-- Problem statement --
Could you give every line of the records below as a numbered list, leaving out any blank lines?

-- Supplied records --

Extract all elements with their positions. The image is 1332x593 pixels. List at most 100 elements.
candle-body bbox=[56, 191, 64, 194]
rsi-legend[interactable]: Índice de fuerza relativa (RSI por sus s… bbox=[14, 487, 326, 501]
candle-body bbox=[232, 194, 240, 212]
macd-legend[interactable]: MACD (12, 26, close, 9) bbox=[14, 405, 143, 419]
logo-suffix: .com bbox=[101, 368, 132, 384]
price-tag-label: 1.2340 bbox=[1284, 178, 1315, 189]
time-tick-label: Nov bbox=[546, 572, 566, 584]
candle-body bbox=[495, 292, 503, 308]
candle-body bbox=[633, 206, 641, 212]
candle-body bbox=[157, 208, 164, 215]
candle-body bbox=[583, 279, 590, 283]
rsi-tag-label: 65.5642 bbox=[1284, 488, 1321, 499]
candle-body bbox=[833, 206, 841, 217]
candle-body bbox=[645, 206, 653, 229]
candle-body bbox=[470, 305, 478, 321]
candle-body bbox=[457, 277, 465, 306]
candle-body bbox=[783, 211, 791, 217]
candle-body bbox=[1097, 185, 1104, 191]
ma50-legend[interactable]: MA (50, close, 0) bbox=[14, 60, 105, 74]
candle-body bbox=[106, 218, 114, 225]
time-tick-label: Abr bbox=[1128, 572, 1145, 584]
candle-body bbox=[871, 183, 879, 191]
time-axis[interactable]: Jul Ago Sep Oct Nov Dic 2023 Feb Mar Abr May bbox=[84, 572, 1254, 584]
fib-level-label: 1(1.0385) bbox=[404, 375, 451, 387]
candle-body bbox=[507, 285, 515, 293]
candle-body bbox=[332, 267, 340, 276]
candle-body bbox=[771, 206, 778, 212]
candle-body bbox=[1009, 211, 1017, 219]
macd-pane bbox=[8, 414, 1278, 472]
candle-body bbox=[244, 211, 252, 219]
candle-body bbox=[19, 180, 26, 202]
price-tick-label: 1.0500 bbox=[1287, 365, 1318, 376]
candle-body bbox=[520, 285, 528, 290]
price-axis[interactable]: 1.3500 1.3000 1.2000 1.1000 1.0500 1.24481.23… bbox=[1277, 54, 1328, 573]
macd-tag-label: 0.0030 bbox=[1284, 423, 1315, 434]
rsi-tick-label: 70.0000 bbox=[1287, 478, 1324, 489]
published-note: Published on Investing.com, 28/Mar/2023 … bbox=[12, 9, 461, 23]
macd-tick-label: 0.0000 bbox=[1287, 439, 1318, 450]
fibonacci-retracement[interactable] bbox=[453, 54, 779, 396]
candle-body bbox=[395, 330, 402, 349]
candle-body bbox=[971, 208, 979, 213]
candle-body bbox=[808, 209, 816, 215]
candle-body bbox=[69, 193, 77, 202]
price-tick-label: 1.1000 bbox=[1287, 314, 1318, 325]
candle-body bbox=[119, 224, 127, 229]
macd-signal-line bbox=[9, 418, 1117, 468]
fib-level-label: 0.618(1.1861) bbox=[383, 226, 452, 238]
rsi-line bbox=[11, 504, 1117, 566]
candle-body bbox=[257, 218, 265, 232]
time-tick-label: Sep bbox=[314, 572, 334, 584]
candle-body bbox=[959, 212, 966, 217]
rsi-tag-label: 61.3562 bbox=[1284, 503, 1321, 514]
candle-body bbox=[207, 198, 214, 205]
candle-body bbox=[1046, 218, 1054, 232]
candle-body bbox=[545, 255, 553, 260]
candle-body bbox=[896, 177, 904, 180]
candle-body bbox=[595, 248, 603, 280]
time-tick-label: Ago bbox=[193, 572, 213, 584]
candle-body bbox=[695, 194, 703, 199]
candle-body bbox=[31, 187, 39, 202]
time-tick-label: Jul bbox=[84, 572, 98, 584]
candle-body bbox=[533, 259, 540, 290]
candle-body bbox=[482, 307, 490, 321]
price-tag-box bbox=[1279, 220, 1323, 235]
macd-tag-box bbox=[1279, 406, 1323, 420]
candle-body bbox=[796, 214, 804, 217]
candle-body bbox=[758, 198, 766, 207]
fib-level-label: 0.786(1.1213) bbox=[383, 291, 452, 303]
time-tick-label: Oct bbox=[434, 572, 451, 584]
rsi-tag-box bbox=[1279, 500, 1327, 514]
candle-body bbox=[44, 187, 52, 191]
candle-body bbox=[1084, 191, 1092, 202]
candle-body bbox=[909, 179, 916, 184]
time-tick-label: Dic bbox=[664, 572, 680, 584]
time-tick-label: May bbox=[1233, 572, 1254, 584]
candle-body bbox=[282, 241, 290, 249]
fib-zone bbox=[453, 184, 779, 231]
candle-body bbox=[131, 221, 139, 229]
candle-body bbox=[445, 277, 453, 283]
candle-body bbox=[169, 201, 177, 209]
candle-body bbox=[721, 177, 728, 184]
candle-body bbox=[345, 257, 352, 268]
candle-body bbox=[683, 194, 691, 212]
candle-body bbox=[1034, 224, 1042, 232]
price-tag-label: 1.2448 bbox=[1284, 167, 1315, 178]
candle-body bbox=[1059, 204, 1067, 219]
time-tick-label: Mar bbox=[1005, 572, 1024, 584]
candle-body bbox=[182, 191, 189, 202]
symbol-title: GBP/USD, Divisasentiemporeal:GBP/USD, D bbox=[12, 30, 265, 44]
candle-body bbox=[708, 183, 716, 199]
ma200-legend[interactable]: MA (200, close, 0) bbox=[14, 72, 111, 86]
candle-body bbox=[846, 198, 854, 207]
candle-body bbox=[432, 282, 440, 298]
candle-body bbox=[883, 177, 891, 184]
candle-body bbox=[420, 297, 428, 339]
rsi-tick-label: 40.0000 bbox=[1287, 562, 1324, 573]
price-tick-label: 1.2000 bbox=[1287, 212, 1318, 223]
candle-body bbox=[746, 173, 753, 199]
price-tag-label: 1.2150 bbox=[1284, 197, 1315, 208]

-- Output for this task --
1. Extract all elements with their positions. The image is 1332x593 pixels. List at most 100 elements.
2. candle-body bbox=[56, 191, 64, 194]
3. rsi-legend[interactable]: Índice de fuerza relativa (RSI por sus s… bbox=[14, 487, 326, 501]
4. candle-body bbox=[232, 194, 240, 212]
5. macd-legend[interactable]: MACD (12, 26, close, 9) bbox=[14, 405, 143, 419]
6. logo-suffix: .com bbox=[101, 368, 132, 384]
7. price-tag-label: 1.2340 bbox=[1284, 178, 1315, 189]
8. time-tick-label: Nov bbox=[546, 572, 566, 584]
9. candle-body bbox=[495, 292, 503, 308]
10. candle-body bbox=[633, 206, 641, 212]
11. candle-body bbox=[157, 208, 164, 215]
12. candle-body bbox=[583, 279, 590, 283]
13. rsi-tag-label: 65.5642 bbox=[1284, 488, 1321, 499]
14. candle-body bbox=[833, 206, 841, 217]
15. candle-body bbox=[645, 206, 653, 229]
16. candle-body bbox=[470, 305, 478, 321]
17. candle-body bbox=[457, 277, 465, 306]
18. candle-body bbox=[783, 211, 791, 217]
19. candle-body bbox=[1097, 185, 1104, 191]
20. ma50-legend[interactable]: MA (50, close, 0) bbox=[14, 60, 105, 74]
21. candle-body bbox=[106, 218, 114, 225]
22. time-tick-label: Abr bbox=[1128, 572, 1145, 584]
23. candle-body bbox=[871, 183, 879, 191]
24. time-axis[interactable]: Jul Ago Sep Oct Nov Dic 2023 Feb Mar Abr May bbox=[84, 572, 1254, 584]
25. fib-level-label: 1(1.0385) bbox=[404, 375, 451, 387]
26. candle-body bbox=[507, 285, 515, 293]
27. candle-body bbox=[332, 267, 340, 276]
28. candle-body bbox=[771, 206, 778, 212]
29. candle-body bbox=[1009, 211, 1017, 219]
30. macd-pane bbox=[8, 414, 1278, 472]
31. candle-body bbox=[244, 211, 252, 219]
32. candle-body bbox=[19, 180, 26, 202]
33. price-tick-label: 1.0500 bbox=[1287, 365, 1318, 376]
34. candle-body bbox=[520, 285, 528, 290]
35. price-axis[interactable]: 1.3500 1.3000 1.2000 1.1000 1.0500 1.24481.23… bbox=[1277, 54, 1328, 573]
36. macd-tag-label: 0.0030 bbox=[1284, 423, 1315, 434]
37. rsi-tick-label: 70.0000 bbox=[1287, 478, 1324, 489]
38. published-note: Published on Investing.com, 28/Mar/2023 … bbox=[12, 9, 461, 23]
39. macd-tick-label: 0.0000 bbox=[1287, 439, 1318, 450]
40. fibonacci-retracement[interactable] bbox=[453, 54, 779, 396]
41. candle-body bbox=[395, 330, 402, 349]
42. candle-body bbox=[971, 208, 979, 213]
43. candle-body bbox=[808, 209, 816, 215]
44. candle-body bbox=[69, 193, 77, 202]
45. price-tick-label: 1.1000 bbox=[1287, 314, 1318, 325]
46. candle-body bbox=[119, 224, 127, 229]
47. macd-signal-line bbox=[9, 418, 1117, 468]
48. fib-level-label: 0.618(1.1861) bbox=[383, 226, 452, 238]
49. rsi-line bbox=[11, 504, 1117, 566]
50. candle-body bbox=[257, 218, 265, 232]
51. time-tick-label: Sep bbox=[314, 572, 334, 584]
52. candle-body bbox=[959, 212, 966, 217]
53. rsi-tag-label: 61.3562 bbox=[1284, 503, 1321, 514]
54. candle-body bbox=[207, 198, 214, 205]
55. candle-body bbox=[1046, 218, 1054, 232]
56. candle-body bbox=[545, 255, 553, 260]
57. candle-body bbox=[896, 177, 904, 180]
58. candle-body bbox=[595, 248, 603, 280]
59. time-tick-label: Ago bbox=[193, 572, 213, 584]
60. candle-body bbox=[695, 194, 703, 199]
61. candle-body bbox=[31, 187, 39, 202]
62. time-tick-label: Jul bbox=[84, 572, 98, 584]
63. candle-body bbox=[533, 259, 540, 290]
64. candle-body bbox=[482, 307, 490, 321]
65. price-tag-box bbox=[1279, 220, 1323, 235]
66. macd-tag-box bbox=[1279, 406, 1323, 420]
67. candle-body bbox=[796, 214, 804, 217]
68. candle-body bbox=[758, 198, 766, 207]
69. fib-level-label: 0.786(1.1213) bbox=[383, 291, 452, 303]
70. time-tick-label: Oct bbox=[434, 572, 451, 584]
71. rsi-tag-box bbox=[1279, 500, 1327, 514]
72. candle-body bbox=[44, 187, 52, 191]
73. candle-body bbox=[1084, 191, 1092, 202]
74. candle-body bbox=[909, 179, 916, 184]
75. time-tick-label: Dic bbox=[664, 572, 680, 584]
76. time-tick-label: May bbox=[1233, 572, 1254, 584]
77. candle-body bbox=[282, 241, 290, 249]
78. fib-zone bbox=[453, 184, 779, 231]
79. candle-body bbox=[131, 221, 139, 229]
80. candle-body bbox=[445, 277, 453, 283]
81. candle-body bbox=[169, 201, 177, 209]
82. candle-body bbox=[721, 177, 728, 184]
83. candle-body bbox=[345, 257, 352, 268]
84. candle-body bbox=[683, 194, 691, 212]
85. candle-body bbox=[1034, 224, 1042, 232]
86. price-tag-label: 1.2448 bbox=[1284, 167, 1315, 178]
87. candle-body bbox=[1059, 204, 1067, 219]
88. time-tick-label: Mar bbox=[1005, 572, 1024, 584]
89. candle-body bbox=[182, 191, 189, 202]
90. symbol-title: GBP/USD, Divisasentiemporeal:GBP/USD, D bbox=[12, 30, 265, 44]
91. candle-body bbox=[708, 183, 716, 199]
92. ma200-legend[interactable]: MA (200, close, 0) bbox=[14, 72, 111, 86]
93. candle-body bbox=[846, 198, 854, 207]
94. candle-body bbox=[432, 282, 440, 298]
95. candle-body bbox=[883, 177, 891, 184]
96. candle-body bbox=[420, 297, 428, 339]
97. rsi-tick-label: 40.0000 bbox=[1287, 562, 1324, 573]
98. price-tick-label: 1.2000 bbox=[1287, 212, 1318, 223]
99. candle-body bbox=[746, 173, 753, 199]
100. price-tag-label: 1.2150 bbox=[1284, 197, 1315, 208]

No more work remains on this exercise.